Problem —
Every entry below should be printed exactly, without its images.

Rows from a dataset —
►

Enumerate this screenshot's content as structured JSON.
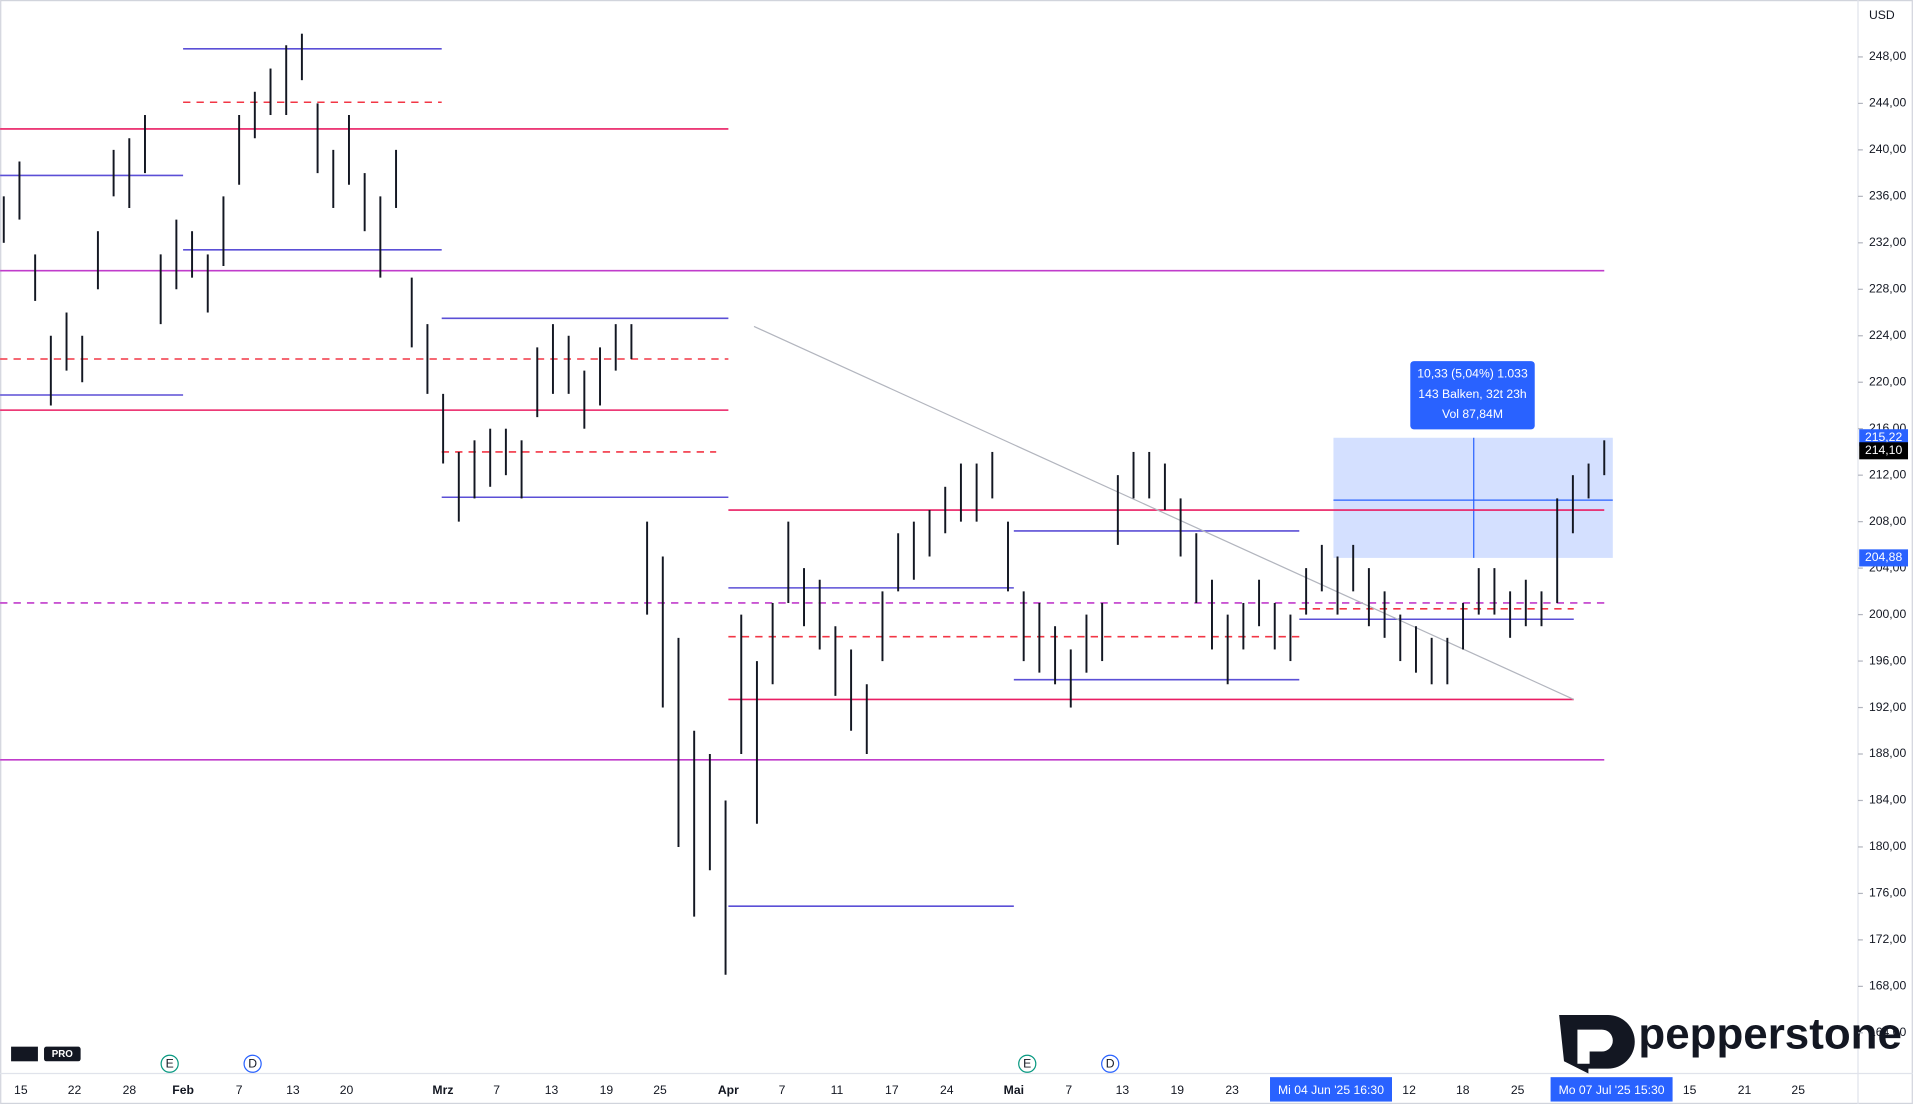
{
  "chart_data": {
    "type": "range-bar",
    "currency": "USD",
    "ylim": [
      160.5,
      252.9
    ],
    "yticks": [
      {
        "value": 248,
        "label": "248,00"
      },
      {
        "value": 244,
        "label": "244,00"
      },
      {
        "value": 240,
        "label": "240,00"
      },
      {
        "value": 236,
        "label": "236,00"
      },
      {
        "value": 232,
        "label": "232,00"
      },
      {
        "value": 228,
        "label": "228,00"
      },
      {
        "value": 224,
        "label": "224,00"
      },
      {
        "value": 220,
        "label": "220,00"
      },
      {
        "value": 216,
        "label": "216,00"
      },
      {
        "value": 212,
        "label": "212,00"
      },
      {
        "value": 208,
        "label": "208,00"
      },
      {
        "value": 204,
        "label": "204,00"
      },
      {
        "value": 200,
        "label": "200,00"
      },
      {
        "value": 196,
        "label": "196,00"
      },
      {
        "value": 192,
        "label": "192,00"
      },
      {
        "value": 188,
        "label": "188,00"
      },
      {
        "value": 184,
        "label": "184,00"
      },
      {
        "value": 180,
        "label": "180,00"
      },
      {
        "value": 176,
        "label": "176,00"
      },
      {
        "value": 172,
        "label": "172,00"
      },
      {
        "value": 168,
        "label": "168,00"
      },
      {
        "value": 164,
        "label": "164,00"
      }
    ],
    "xticks": [
      "15",
      "22",
      "28",
      "Feb",
      "7",
      "13",
      "20",
      "Mrz",
      "7",
      "13",
      "19",
      "25",
      "Apr",
      "7",
      "11",
      "17",
      "24",
      "Mai",
      "7",
      "13",
      "19",
      "23",
      "Mi 04 Jun '25   16:30",
      "12",
      "18",
      "25",
      "Mo 07 Jul '25   15:30",
      "15",
      "21",
      "25"
    ],
    "highs": [
      236,
      239,
      231,
      224,
      226,
      224,
      233,
      240,
      241,
      243,
      231,
      234,
      233,
      231,
      236,
      243,
      245,
      247,
      249,
      250,
      244,
      240,
      243,
      238,
      236,
      240,
      229,
      225,
      219,
      214,
      215,
      216,
      216,
      215,
      223,
      225,
      224,
      221,
      223,
      225,
      225,
      208,
      205,
      198,
      190,
      188,
      184,
      200,
      196,
      201,
      208,
      204,
      203,
      199,
      197,
      194,
      202,
      207,
      208,
      209,
      211,
      213,
      213,
      214,
      208,
      202,
      201,
      199,
      197,
      200,
      201,
      212,
      214,
      214,
      213,
      210,
      207,
      203,
      200,
      201,
      203,
      201,
      200,
      204,
      206,
      205,
      206,
      204,
      202,
      200,
      199,
      198,
      198,
      201,
      204,
      204,
      202,
      203,
      202,
      210,
      212,
      213,
      215
    ],
    "lows": [
      232,
      234,
      227,
      218,
      221,
      220,
      228,
      236,
      235,
      238,
      225,
      228,
      229,
      226,
      230,
      237,
      241,
      243,
      243,
      246,
      238,
      235,
      237,
      233,
      229,
      235,
      223,
      219,
      213,
      208,
      210,
      211,
      212,
      210,
      217,
      219,
      219,
      216,
      218,
      221,
      222,
      200,
      192,
      180,
      174,
      178,
      169,
      188,
      182,
      194,
      201,
      199,
      197,
      193,
      190,
      188,
      196,
      202,
      203,
      205,
      207,
      208,
      208,
      210,
      202,
      196,
      195,
      194,
      192,
      195,
      196,
      206,
      210,
      210,
      209,
      205,
      201,
      197,
      194,
      197,
      199,
      197,
      196,
      200,
      202,
      200,
      202,
      199,
      198,
      196,
      195,
      194,
      194,
      197,
      200,
      200,
      198,
      199,
      199,
      201,
      207,
      210,
      212
    ],
    "levels": [
      {
        "value": 248.7,
        "color": "#5b4fd6",
        "dashed": false
      },
      {
        "value": 244.1,
        "color": "#f23645",
        "dashed": true
      },
      {
        "value": 241.8,
        "color": "#e91e63",
        "dashed": false
      },
      {
        "value": 237.8,
        "color": "#5b4fd6",
        "dashed": false
      },
      {
        "value": 231.4,
        "color": "#5b4fd6",
        "dashed": false
      },
      {
        "value": 229.6,
        "color": "#c03ccb",
        "dashed": false
      },
      {
        "value": 225.5,
        "color": "#5b4fd6",
        "dashed": false
      },
      {
        "value": 222.0,
        "color": "#f23645",
        "dashed": true
      },
      {
        "value": 218.9,
        "color": "#5b4fd6",
        "dashed": false
      },
      {
        "value": 217.6,
        "color": "#e91e63",
        "dashed": false
      },
      {
        "value": 214.0,
        "color": "#f23645",
        "dashed": true
      },
      {
        "value": 210.1,
        "color": "#5b4fd6",
        "dashed": false
      },
      {
        "value": 209.0,
        "color": "#e91e63",
        "dashed": false
      },
      {
        "value": 207.2,
        "color": "#5b4fd6",
        "dashed": false
      },
      {
        "value": 202.3,
        "color": "#5b4fd6",
        "dashed": false
      },
      {
        "value": 201.0,
        "color": "#c03ccb",
        "dashed": true
      },
      {
        "value": 200.5,
        "color": "#f23645",
        "dashed": true
      },
      {
        "value": 199.6,
        "color": "#5b4fd6",
        "dashed": false
      },
      {
        "value": 198.1,
        "color": "#f23645",
        "dashed": true
      },
      {
        "value": 194.4,
        "color": "#5b4fd6",
        "dashed": false
      },
      {
        "value": 192.7,
        "color": "#e91e63",
        "dashed": false
      },
      {
        "value": 187.5,
        "color": "#c03ccb",
        "dashed": false
      },
      {
        "value": 174.9,
        "color": "#5b4fd6",
        "dashed": false
      }
    ],
    "trendline": [
      224.8,
      192.7
    ],
    "measure": {
      "from": 204.88,
      "to": 215.22,
      "lines": [
        "10,33 (5,04%) 1.033",
        "143 Balken, 32t 23h",
        "Vol 87,84M"
      ]
    },
    "price_tags": [
      {
        "value": 215.22,
        "label": "215,22",
        "color": "#2962ff"
      },
      {
        "value": 214.1,
        "label": "214,10",
        "color": "#000000"
      },
      {
        "value": 204.88,
        "label": "204,88",
        "color": "#2962ff"
      }
    ],
    "events": [
      "E",
      "D",
      "E",
      "D"
    ],
    "brand": "pepperstone",
    "badge": "PRO"
  }
}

◄

Complete response —
Enumerate this screenshot's content as structured JSON.
{
  "chart_data": {
    "type": "range-bar",
    "currency": "USD",
    "ylim": [
      160.5,
      252.9
    ],
    "yticks": [
      {
        "value": 248,
        "label": "248,00"
      },
      {
        "value": 244,
        "label": "244,00"
      },
      {
        "value": 240,
        "label": "240,00"
      },
      {
        "value": 236,
        "label": "236,00"
      },
      {
        "value": 232,
        "label": "232,00"
      },
      {
        "value": 228,
        "label": "228,00"
      },
      {
        "value": 224,
        "label": "224,00"
      },
      {
        "value": 220,
        "label": "220,00"
      },
      {
        "value": 216,
        "label": "216,00"
      },
      {
        "value": 212,
        "label": "212,00"
      },
      {
        "value": 208,
        "label": "208,00"
      },
      {
        "value": 204,
        "label": "204,00"
      },
      {
        "value": 200,
        "label": "200,00"
      },
      {
        "value": 196,
        "label": "196,00"
      },
      {
        "value": 192,
        "label": "192,00"
      },
      {
        "value": 188,
        "label": "188,00"
      },
      {
        "value": 184,
        "label": "184,00"
      },
      {
        "value": 180,
        "label": "180,00"
      },
      {
        "value": 176,
        "label": "176,00"
      },
      {
        "value": 172,
        "label": "172,00"
      },
      {
        "value": 168,
        "label": "168,00"
      },
      {
        "value": 164,
        "label": "164,00"
      }
    ],
    "xticks": [
      "15",
      "22",
      "28",
      "Feb",
      "7",
      "13",
      "20",
      "Mrz",
      "7",
      "13",
      "19",
      "25",
      "Apr",
      "7",
      "11",
      "17",
      "24",
      "Mai",
      "7",
      "13",
      "19",
      "23",
      "Mi 04 Jun '25   16:30",
      "12",
      "18",
      "25",
      "Mo 07 Jul '25   15:30",
      "15",
      "21",
      "25"
    ],
    "highs": [
      236,
      239,
      231,
      224,
      226,
      224,
      233,
      240,
      241,
      243,
      231,
      234,
      233,
      231,
      236,
      243,
      245,
      247,
      249,
      250,
      244,
      240,
      243,
      238,
      236,
      240,
      229,
      225,
      219,
      214,
      215,
      216,
      216,
      215,
      223,
      225,
      224,
      221,
      223,
      225,
      225,
      208,
      205,
      198,
      190,
      188,
      184,
      200,
      196,
      201,
      208,
      204,
      203,
      199,
      197,
      194,
      202,
      207,
      208,
      209,
      211,
      213,
      213,
      214,
      208,
      202,
      201,
      199,
      197,
      200,
      201,
      212,
      214,
      214,
      213,
      210,
      207,
      203,
      200,
      201,
      203,
      201,
      200,
      204,
      206,
      205,
      206,
      204,
      202,
      200,
      199,
      198,
      198,
      201,
      204,
      204,
      202,
      203,
      202,
      210,
      212,
      213,
      215
    ],
    "lows": [
      232,
      234,
      227,
      218,
      221,
      220,
      228,
      236,
      235,
      238,
      225,
      228,
      229,
      226,
      230,
      237,
      241,
      243,
      243,
      246,
      238,
      235,
      237,
      233,
      229,
      235,
      223,
      219,
      213,
      208,
      210,
      211,
      212,
      210,
      217,
      219,
      219,
      216,
      218,
      221,
      222,
      200,
      192,
      180,
      174,
      178,
      169,
      188,
      182,
      194,
      201,
      199,
      197,
      193,
      190,
      188,
      196,
      202,
      203,
      205,
      207,
      208,
      208,
      210,
      202,
      196,
      195,
      194,
      192,
      195,
      196,
      206,
      210,
      210,
      209,
      205,
      201,
      197,
      194,
      197,
      199,
      197,
      196,
      200,
      202,
      200,
      202,
      199,
      198,
      196,
      195,
      194,
      194,
      197,
      200,
      200,
      198,
      199,
      199,
      201,
      207,
      210,
      212
    ],
    "levels": [
      {
        "value": 248.7,
        "color": "#5b4fd6",
        "dashed": false
      },
      {
        "value": 244.1,
        "color": "#f23645",
        "dashed": true
      },
      {
        "value": 241.8,
        "color": "#e91e63",
        "dashed": false
      },
      {
        "value": 237.8,
        "color": "#5b4fd6",
        "dashed": false
      },
      {
        "value": 231.4,
        "color": "#5b4fd6",
        "dashed": false
      },
      {
        "value": 229.6,
        "color": "#c03ccb",
        "dashed": false
      },
      {
        "value": 225.5,
        "color": "#5b4fd6",
        "dashed": false
      },
      {
        "value": 222.0,
        "color": "#f23645",
        "dashed": true
      },
      {
        "value": 218.9,
        "color": "#5b4fd6",
        "dashed": false
      },
      {
        "value": 217.6,
        "color": "#e91e63",
        "dashed": false
      },
      {
        "value": 214.0,
        "color": "#f23645",
        "dashed": true
      },
      {
        "value": 210.1,
        "color": "#5b4fd6",
        "dashed": false
      },
      {
        "value": 209.0,
        "color": "#e91e63",
        "dashed": false
      },
      {
        "value": 207.2,
        "color": "#5b4fd6",
        "dashed": false
      },
      {
        "value": 202.3,
        "color": "#5b4fd6",
        "dashed": false
      },
      {
        "value": 201.0,
        "color": "#c03ccb",
        "dashed": true
      },
      {
        "value": 200.5,
        "color": "#f23645",
        "dashed": true
      },
      {
        "value": 199.6,
        "color": "#5b4fd6",
        "dashed": false
      },
      {
        "value": 198.1,
        "color": "#f23645",
        "dashed": true
      },
      {
        "value": 194.4,
        "color": "#5b4fd6",
        "dashed": false
      },
      {
        "value": 192.7,
        "color": "#e91e63",
        "dashed": false
      },
      {
        "value": 187.5,
        "color": "#c03ccb",
        "dashed": false
      },
      {
        "value": 174.9,
        "color": "#5b4fd6",
        "dashed": false
      }
    ],
    "trendline": [
      224.8,
      192.7
    ],
    "measure": {
      "from": 204.88,
      "to": 215.22,
      "lines": [
        "10,33 (5,04%) 1.033",
        "143 Balken, 32t 23h",
        "Vol 87,84M"
      ]
    },
    "price_tags": [
      {
        "value": 215.22,
        "label": "215,22",
        "color": "#2962ff"
      },
      {
        "value": 214.1,
        "label": "214,10",
        "color": "#000000"
      },
      {
        "value": 204.88,
        "label": "204,88",
        "color": "#2962ff"
      }
    ],
    "events": [
      "E",
      "D",
      "E",
      "D"
    ],
    "brand": "pepperstone",
    "badge": "PRO"
  }
}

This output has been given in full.